Extracted data entries:
>> BEGIN

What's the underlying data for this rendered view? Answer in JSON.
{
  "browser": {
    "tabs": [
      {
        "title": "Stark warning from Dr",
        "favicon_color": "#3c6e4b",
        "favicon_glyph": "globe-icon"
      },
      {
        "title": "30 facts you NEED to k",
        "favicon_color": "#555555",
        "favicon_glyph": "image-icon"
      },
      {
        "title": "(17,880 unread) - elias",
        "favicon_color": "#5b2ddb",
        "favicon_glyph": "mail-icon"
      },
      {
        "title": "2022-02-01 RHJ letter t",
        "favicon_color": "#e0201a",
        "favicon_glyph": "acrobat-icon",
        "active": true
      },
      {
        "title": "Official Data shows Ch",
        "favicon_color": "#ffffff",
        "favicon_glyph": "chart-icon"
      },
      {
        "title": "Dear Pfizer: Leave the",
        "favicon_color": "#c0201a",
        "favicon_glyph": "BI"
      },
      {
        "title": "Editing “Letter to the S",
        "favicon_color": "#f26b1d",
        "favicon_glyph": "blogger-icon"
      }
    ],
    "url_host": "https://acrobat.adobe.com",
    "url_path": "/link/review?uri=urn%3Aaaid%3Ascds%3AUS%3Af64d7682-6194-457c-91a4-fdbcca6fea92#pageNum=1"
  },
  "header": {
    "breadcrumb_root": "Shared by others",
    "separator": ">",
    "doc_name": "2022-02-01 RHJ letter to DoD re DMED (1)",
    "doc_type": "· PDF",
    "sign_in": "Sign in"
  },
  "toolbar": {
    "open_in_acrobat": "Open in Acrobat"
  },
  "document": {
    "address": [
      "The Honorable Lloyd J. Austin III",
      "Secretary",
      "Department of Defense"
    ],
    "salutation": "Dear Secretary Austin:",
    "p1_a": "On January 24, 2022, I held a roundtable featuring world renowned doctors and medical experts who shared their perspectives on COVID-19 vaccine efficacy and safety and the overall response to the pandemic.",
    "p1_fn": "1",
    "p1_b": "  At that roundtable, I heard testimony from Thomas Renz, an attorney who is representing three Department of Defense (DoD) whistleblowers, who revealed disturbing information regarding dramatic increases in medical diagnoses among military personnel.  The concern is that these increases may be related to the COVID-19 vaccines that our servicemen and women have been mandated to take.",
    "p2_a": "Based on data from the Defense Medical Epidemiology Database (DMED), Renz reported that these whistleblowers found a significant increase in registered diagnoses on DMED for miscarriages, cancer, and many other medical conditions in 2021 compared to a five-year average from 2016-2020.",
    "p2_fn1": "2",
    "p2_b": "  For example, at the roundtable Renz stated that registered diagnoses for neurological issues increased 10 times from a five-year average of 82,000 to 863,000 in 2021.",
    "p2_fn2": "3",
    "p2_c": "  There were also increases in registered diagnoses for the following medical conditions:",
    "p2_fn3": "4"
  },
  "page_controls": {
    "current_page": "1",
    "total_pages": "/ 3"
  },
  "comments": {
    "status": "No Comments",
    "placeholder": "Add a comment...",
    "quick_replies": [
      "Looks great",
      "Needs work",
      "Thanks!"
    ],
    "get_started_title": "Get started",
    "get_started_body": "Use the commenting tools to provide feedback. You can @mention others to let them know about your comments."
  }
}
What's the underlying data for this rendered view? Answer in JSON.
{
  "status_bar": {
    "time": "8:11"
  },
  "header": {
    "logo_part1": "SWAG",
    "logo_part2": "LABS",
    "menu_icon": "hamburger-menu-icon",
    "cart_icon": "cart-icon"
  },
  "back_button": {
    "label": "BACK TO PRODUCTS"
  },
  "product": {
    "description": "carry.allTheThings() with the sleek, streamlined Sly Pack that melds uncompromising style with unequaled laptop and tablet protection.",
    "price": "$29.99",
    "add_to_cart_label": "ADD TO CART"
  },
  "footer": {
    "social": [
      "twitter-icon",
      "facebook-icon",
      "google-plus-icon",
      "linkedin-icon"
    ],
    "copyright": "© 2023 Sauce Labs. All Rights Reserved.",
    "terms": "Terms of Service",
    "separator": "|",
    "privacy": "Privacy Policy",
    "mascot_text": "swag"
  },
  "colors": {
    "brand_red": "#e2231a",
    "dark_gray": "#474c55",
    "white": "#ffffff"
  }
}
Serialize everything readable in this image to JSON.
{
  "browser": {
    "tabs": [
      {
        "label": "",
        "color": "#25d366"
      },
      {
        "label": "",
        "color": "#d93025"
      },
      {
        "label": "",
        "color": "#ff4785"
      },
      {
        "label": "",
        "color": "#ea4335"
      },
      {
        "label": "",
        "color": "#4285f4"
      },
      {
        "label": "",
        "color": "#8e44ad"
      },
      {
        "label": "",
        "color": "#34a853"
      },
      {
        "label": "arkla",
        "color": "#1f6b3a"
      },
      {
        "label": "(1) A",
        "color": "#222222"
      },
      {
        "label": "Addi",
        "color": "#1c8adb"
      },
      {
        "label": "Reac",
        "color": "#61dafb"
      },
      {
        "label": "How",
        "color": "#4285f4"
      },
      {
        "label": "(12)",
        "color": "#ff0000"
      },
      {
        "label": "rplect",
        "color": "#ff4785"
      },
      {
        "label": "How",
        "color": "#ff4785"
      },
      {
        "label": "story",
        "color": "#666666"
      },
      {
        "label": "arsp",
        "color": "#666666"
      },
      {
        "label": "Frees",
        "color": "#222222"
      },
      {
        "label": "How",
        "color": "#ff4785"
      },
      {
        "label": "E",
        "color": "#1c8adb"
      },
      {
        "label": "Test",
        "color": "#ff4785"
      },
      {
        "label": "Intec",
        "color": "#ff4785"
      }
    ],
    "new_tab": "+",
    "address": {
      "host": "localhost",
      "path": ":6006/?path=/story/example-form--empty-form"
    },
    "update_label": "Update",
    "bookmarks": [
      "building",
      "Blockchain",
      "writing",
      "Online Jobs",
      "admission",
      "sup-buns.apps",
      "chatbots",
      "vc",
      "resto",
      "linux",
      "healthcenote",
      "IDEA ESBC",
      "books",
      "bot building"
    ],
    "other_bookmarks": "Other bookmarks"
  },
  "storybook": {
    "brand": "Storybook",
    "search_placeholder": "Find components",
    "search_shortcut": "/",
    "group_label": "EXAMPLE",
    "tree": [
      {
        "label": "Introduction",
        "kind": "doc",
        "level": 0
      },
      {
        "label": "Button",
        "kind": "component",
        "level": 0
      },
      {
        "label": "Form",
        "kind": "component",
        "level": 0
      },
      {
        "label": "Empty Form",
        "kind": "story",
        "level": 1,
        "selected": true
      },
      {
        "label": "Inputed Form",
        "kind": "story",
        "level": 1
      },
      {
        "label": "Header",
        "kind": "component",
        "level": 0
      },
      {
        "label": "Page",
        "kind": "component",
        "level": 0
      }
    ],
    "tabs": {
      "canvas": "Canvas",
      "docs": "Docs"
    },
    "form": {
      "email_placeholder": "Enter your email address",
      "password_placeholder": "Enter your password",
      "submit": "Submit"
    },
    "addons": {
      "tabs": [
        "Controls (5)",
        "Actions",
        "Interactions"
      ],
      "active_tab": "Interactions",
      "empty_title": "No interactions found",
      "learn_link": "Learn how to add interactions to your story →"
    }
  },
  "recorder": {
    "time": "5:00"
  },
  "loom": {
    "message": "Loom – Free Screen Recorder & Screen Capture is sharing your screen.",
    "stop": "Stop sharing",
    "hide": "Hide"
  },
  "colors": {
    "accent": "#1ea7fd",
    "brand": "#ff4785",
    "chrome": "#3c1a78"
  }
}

>> END

WHAT IS REQUIRED:
Repeat all the entries exactly as given.

RESPONSE TO THE EXERCISE:
What's the underlying data for this rendered view? Answer in JSON.
{
  "browser": {
    "tabs": [
      {
        "title": "Stark warning from Dr",
        "favicon_color": "#3c6e4b",
        "favicon_glyph": "globe-icon"
      },
      {
        "title": "30 facts you NEED to k",
        "favicon_color": "#555555",
        "favicon_glyph": "image-icon"
      },
      {
        "title": "(17,880 unread) - elias",
        "favicon_color": "#5b2ddb",
        "favicon_glyph": "mail-icon"
      },
      {
        "title": "2022-02-01 RHJ letter t",
        "favicon_color": "#e0201a",
        "favicon_glyph": "acrobat-icon",
        "active": true
      },
      {
        "title": "Official Data shows Ch",
        "favicon_color": "#ffffff",
        "favicon_glyph": "chart-icon"
      },
      {
        "title": "Dear Pfizer: Leave the",
        "favicon_color": "#c0201a",
        "favicon_glyph": "BI"
      },
      {
        "title": "Editing “Letter to the S",
        "favicon_color": "#f26b1d",
        "favicon_glyph": "blogger-icon"
      }
    ],
    "url_host": "https://acrobat.adobe.com",
    "url_path": "/link/review?uri=urn%3Aaaid%3Ascds%3AUS%3Af64d7682-6194-457c-91a4-fdbcca6fea92#pageNum=1"
  },
  "header": {
    "breadcrumb_root": "Shared by others",
    "separator": ">",
    "doc_name": "2022-02-01 RHJ letter to DoD re DMED (1)",
    "doc_type": "· PDF",
    "sign_in": "Sign in"
  },
  "toolbar": {
    "open_in_acrobat": "Open in Acrobat"
  },
  "document": {
    "address": [
      "The Honorable Lloyd J. Austin III",
      "Secretary",
      "Department of Defense"
    ],
    "salutation": "Dear Secretary Austin:",
    "p1_a": "On January 24, 2022, I held a roundtable featuring world renowned doctors and medical experts who shared their perspectives on COVID-19 vaccine efficacy and safety and the overall response to the pandemic.",
    "p1_fn": "1",
    "p1_b": "  At that roundtable, I heard testimony from Thomas Renz, an attorney who is representing three Department of Defense (DoD) whistleblowers, who revealed disturbing information regarding dramatic increases in medical diagnoses among military personnel.  The concern is that these increases may be related to the COVID-19 vaccines that our servicemen and women have been mandated to take.",
    "p2_a": "Based on data from the Defense Medical Epidemiology Database (DMED), Renz reported that these whistleblowers found a significant increase in registered diagnoses on DMED for miscarriages, cancer, and many other medical conditions in 2021 compared to a five-year average from 2016-2020.",
    "p2_fn1": "2",
    "p2_b": "  For example, at the roundtable Renz stated that registered diagnoses for neurological issues increased 10 times from a five-year average of 82,000 to 863,000 in 2021.",
    "p2_fn2": "3",
    "p2_c": "  There were also increases in registered diagnoses for the following medical conditions:",
    "p2_fn3": "4"
  },
  "page_controls": {
    "current_page": "1",
    "total_pages": "/ 3"
  },
  "comments": {
    "status": "No Comments",
    "placeholder": "Add a comment...",
    "quick_replies": [
      "Looks great",
      "Needs work",
      "Thanks!"
    ],
    "get_started_title": "Get started",
    "get_started_body": "Use the commenting tools to provide feedback. You can @mention others to let them know about your comments."
  }
}
What's the underlying data for this rendered view? Answer in JSON.
{
  "status_bar": {
    "time": "8:11"
  },
  "header": {
    "logo_part1": "SWAG",
    "logo_part2": "LABS",
    "menu_icon": "hamburger-menu-icon",
    "cart_icon": "cart-icon"
  },
  "back_button": {
    "label": "BACK TO PRODUCTS"
  },
  "product": {
    "description": "carry.allTheThings() with the sleek, streamlined Sly Pack that melds uncompromising style with unequaled laptop and tablet protection.",
    "price": "$29.99",
    "add_to_cart_label": "ADD TO CART"
  },
  "footer": {
    "social": [
      "twitter-icon",
      "facebook-icon",
      "google-plus-icon",
      "linkedin-icon"
    ],
    "copyright": "© 2023 Sauce Labs. All Rights Reserved.",
    "terms": "Terms of Service",
    "separator": "|",
    "privacy": "Privacy Policy",
    "mascot_text": "swag"
  },
  "colors": {
    "brand_red": "#e2231a",
    "dark_gray": "#474c55",
    "white": "#ffffff"
  }
}
Serialize everything readable in this image to JSON.
{
  "browser": {
    "tabs": [
      {
        "label": "",
        "color": "#25d366"
      },
      {
        "label": "",
        "color": "#d93025"
      },
      {
        "label": "",
        "color": "#ff4785"
      },
      {
        "label": "",
        "color": "#ea4335"
      },
      {
        "label": "",
        "color": "#4285f4"
      },
      {
        "label": "",
        "color": "#8e44ad"
      },
      {
        "label": "",
        "color": "#34a853"
      },
      {
        "label": "arkla",
        "color": "#1f6b3a"
      },
      {
        "label": "(1) A",
        "color": "#222222"
      },
      {
        "label": "Addi",
        "color": "#1c8adb"
      },
      {
        "label": "Reac",
        "color": "#61dafb"
      },
      {
        "label": "How",
        "color": "#4285f4"
      },
      {
        "label": "(12)",
        "color": "#ff0000"
      },
      {
        "label": "rplect",
        "color": "#ff4785"
      },
      {
        "label": "How",
        "color": "#ff4785"
      },
      {
        "label": "story",
        "color": "#666666"
      },
      {
        "label": "arsp",
        "color": "#666666"
      },
      {
        "label": "Frees",
        "color": "#222222"
      },
      {
        "label": "How",
        "color": "#ff4785"
      },
      {
        "label": "E",
        "color": "#1c8adb"
      },
      {
        "label": "Test",
        "color": "#ff4785"
      },
      {
        "label": "Intec",
        "color": "#ff4785"
      }
    ],
    "new_tab": "+",
    "address": {
      "host": "localhost",
      "path": ":6006/?path=/story/example-form--empty-form"
    },
    "update_label": "Update",
    "bookmarks": [
      "building",
      "Blockchain",
      "writing",
      "Online Jobs",
      "admission",
      "sup-buns.apps",
      "chatbots",
      "vc",
      "resto",
      "linux",
      "healthcenote",
      "IDEA ESBC",
      "books",
      "bot building"
    ],
    "other_bookmarks": "Other bookmarks"
  },
  "storybook": {
    "brand": "Storybook",
    "search_placeholder": "Find components",
    "search_shortcut": "/",
    "group_label": "EXAMPLE",
    "tree": [
      {
        "label": "Introduction",
        "kind": "doc",
        "level": 0
      },
      {
        "label": "Button",
        "kind": "component",
        "level": 0
      },
      {
        "label": "Form",
        "kind": "component",
        "level": 0
      },
      {
        "label": "Empty Form",
        "kind": "story",
        "level": 1,
        "selected": true
      },
      {
        "label": "Inputed Form",
        "kind": "story",
        "level": 1
      },
      {
        "label": "Header",
        "kind": "component",
        "level": 0
      },
      {
        "label": "Page",
        "kind": "component",
        "level": 0
      }
    ],
    "tabs": {
      "canvas": "Canvas",
      "docs": "Docs"
    },
    "form": {
      "email_placeholder": "Enter your email address",
      "password_placeholder": "Enter your password",
      "submit": "Submit"
    },
    "addons": {
      "tabs": [
        "Controls (5)",
        "Actions",
        "Interactions"
      ],
      "active_tab": "Interactions",
      "empty_title": "No interactions found",
      "learn_link": "Learn how to add interactions to your story →"
    }
  },
  "recorder": {
    "time": "5:00"
  },
  "loom": {
    "message": "Loom – Free Screen Recorder & Screen Capture is sharing your screen.",
    "stop": "Stop sharing",
    "hide": "Hide"
  },
  "colors": {
    "accent": "#1ea7fd",
    "brand": "#ff4785",
    "chrome": "#3c1a78"
  }
}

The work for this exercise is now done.